Description of the task: Return all lines where the word "height" can be found.

Given entries:
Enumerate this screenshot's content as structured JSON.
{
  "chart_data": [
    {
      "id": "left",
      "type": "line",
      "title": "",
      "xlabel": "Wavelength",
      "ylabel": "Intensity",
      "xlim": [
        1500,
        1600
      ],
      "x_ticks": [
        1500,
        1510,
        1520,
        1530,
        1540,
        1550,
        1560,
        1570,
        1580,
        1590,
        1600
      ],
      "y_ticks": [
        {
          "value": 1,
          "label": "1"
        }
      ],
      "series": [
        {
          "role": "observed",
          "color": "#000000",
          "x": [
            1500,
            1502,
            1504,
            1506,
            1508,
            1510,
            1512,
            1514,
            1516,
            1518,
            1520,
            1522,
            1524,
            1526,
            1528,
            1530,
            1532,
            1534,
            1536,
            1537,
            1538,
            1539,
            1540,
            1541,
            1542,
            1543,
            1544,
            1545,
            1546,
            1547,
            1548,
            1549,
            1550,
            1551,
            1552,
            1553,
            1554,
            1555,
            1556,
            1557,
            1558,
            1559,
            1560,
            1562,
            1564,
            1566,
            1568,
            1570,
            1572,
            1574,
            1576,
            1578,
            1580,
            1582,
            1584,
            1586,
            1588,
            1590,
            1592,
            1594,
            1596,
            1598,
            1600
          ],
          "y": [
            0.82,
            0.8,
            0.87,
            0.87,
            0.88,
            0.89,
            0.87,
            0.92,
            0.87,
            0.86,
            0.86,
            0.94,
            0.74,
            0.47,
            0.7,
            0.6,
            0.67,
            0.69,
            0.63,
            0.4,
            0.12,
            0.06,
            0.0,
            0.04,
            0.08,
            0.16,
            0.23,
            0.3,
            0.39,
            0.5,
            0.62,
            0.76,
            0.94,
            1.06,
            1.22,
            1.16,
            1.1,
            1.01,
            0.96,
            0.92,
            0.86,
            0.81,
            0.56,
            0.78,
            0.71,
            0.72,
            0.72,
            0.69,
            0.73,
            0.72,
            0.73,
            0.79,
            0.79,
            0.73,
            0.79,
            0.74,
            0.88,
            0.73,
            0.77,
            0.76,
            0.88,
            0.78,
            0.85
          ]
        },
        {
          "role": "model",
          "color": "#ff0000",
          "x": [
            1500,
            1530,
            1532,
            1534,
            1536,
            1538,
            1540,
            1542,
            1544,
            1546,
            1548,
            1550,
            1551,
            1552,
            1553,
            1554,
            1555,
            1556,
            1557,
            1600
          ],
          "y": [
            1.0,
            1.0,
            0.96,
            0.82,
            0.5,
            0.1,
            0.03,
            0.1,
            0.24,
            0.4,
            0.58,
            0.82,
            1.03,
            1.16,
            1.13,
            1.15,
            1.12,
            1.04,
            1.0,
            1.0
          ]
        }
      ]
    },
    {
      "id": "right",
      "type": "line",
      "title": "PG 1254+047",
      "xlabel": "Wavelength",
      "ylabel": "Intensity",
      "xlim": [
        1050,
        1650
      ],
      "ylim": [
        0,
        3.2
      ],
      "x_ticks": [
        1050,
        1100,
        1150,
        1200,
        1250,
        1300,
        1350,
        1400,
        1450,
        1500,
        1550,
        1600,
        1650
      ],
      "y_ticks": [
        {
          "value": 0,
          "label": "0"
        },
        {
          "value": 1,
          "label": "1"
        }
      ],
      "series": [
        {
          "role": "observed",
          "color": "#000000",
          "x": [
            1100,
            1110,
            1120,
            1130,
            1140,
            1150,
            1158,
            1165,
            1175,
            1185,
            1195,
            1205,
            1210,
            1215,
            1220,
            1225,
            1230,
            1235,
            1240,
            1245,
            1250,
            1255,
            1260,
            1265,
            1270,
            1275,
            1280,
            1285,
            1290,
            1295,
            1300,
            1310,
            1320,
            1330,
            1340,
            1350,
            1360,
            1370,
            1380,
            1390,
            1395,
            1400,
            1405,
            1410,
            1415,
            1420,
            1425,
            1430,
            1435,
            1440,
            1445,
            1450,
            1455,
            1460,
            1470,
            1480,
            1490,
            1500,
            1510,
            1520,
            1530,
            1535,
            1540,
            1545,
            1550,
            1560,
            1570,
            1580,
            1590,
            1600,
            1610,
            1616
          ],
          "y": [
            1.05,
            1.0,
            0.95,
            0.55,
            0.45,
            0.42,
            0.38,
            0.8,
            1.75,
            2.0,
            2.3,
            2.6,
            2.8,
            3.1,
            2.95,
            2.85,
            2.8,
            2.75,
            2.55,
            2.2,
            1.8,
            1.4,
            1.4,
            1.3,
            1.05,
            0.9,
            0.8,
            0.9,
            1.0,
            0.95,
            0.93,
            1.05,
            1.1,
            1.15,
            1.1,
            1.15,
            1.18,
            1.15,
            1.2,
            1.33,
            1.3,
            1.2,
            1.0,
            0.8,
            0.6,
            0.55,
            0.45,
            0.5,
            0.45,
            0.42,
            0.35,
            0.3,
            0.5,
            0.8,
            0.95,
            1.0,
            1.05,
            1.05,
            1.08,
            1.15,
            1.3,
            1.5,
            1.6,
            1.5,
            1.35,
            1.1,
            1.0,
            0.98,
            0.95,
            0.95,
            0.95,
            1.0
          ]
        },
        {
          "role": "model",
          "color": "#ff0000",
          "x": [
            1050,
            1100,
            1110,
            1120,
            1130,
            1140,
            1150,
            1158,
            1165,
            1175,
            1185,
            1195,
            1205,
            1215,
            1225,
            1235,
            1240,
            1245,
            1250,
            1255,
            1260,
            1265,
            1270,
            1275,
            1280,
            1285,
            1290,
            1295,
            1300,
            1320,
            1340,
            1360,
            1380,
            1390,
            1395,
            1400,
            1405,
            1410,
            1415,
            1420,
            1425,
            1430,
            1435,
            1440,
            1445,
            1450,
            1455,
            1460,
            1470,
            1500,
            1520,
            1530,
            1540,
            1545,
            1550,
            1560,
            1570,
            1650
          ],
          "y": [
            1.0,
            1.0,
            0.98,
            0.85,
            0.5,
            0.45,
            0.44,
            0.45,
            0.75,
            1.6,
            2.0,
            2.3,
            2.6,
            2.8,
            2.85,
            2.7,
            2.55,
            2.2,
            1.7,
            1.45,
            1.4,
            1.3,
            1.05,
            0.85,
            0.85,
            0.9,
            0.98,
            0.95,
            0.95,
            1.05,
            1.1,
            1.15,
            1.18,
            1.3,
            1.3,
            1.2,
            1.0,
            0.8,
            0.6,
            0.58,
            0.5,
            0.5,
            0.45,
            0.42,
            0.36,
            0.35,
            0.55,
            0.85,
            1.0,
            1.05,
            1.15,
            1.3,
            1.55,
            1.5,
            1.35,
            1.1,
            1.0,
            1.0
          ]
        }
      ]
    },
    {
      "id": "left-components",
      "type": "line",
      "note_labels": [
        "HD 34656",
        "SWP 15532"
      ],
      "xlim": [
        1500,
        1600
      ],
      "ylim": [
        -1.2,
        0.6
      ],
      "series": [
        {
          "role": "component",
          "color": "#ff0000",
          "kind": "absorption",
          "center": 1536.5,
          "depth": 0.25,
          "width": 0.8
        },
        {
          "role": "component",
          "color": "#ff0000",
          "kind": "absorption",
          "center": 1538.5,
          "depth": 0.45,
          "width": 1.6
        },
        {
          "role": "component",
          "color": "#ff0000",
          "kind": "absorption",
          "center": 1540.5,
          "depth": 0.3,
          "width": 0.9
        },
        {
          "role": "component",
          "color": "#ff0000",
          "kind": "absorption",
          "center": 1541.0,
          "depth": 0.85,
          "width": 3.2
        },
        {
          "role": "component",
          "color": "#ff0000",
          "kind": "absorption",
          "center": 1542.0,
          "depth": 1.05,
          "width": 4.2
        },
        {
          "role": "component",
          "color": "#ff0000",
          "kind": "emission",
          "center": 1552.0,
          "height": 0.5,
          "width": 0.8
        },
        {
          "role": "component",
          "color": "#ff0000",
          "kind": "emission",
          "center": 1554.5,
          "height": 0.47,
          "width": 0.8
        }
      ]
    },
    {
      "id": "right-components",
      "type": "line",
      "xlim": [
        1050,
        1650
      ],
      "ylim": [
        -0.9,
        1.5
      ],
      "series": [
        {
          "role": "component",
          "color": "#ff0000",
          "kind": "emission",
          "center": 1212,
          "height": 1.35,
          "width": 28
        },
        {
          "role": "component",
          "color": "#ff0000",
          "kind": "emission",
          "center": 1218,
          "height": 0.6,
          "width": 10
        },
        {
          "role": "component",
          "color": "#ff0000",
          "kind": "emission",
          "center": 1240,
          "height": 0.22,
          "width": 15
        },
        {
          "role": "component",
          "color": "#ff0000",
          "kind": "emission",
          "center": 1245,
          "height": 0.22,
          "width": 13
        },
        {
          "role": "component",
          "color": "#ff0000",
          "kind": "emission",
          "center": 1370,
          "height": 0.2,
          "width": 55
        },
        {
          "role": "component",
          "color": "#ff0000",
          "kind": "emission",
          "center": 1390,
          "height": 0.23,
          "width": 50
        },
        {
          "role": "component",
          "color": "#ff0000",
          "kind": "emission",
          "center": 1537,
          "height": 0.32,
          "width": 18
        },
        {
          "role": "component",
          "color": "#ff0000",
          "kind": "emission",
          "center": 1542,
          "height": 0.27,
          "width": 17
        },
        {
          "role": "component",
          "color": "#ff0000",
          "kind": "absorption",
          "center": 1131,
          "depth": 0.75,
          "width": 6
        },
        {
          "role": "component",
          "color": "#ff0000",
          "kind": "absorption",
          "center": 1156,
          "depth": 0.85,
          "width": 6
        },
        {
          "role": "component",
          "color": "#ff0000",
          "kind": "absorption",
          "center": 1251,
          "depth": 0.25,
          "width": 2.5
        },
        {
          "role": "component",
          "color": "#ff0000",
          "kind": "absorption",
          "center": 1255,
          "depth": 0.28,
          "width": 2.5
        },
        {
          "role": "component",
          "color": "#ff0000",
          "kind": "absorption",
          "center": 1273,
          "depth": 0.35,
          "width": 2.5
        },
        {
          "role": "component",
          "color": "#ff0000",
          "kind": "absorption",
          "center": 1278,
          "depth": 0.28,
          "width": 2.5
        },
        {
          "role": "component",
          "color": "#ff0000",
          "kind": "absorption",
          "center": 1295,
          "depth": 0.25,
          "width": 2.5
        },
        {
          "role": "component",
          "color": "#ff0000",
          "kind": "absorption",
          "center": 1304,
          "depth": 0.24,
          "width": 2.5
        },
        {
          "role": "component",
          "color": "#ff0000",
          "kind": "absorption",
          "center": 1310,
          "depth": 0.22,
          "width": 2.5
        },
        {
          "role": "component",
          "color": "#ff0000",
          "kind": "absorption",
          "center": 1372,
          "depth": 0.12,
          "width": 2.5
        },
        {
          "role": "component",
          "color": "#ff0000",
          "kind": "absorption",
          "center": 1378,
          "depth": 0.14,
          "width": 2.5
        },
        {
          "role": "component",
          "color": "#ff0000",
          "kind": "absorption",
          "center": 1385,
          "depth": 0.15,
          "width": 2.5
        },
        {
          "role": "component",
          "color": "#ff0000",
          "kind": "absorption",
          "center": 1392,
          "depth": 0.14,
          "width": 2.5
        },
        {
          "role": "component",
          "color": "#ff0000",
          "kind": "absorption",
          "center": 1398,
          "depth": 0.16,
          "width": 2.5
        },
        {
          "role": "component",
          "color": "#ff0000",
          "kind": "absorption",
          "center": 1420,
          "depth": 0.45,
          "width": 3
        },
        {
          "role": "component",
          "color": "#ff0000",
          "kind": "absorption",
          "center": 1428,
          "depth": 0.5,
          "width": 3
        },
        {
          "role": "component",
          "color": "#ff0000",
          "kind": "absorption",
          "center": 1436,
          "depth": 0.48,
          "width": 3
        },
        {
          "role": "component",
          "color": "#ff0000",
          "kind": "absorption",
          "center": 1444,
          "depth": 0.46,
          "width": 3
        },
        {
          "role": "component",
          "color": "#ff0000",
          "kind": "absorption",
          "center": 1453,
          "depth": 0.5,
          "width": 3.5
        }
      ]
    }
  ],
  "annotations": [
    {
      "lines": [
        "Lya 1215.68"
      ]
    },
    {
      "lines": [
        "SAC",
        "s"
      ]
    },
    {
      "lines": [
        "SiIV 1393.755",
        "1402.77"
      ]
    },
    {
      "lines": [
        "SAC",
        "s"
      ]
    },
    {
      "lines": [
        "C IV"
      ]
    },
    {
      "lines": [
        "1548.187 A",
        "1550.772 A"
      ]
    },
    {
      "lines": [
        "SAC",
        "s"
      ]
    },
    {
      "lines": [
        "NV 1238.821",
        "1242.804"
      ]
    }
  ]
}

Result:
          "height": 0.5,
          "height": 0.47,
          "height": 1.35,
          "height": 0.6,
          "height": 0.22,
          "height": 0.22,
          "height": 0.2,
          "height": 0.23,
          "height": 0.32,
          "height": 0.27,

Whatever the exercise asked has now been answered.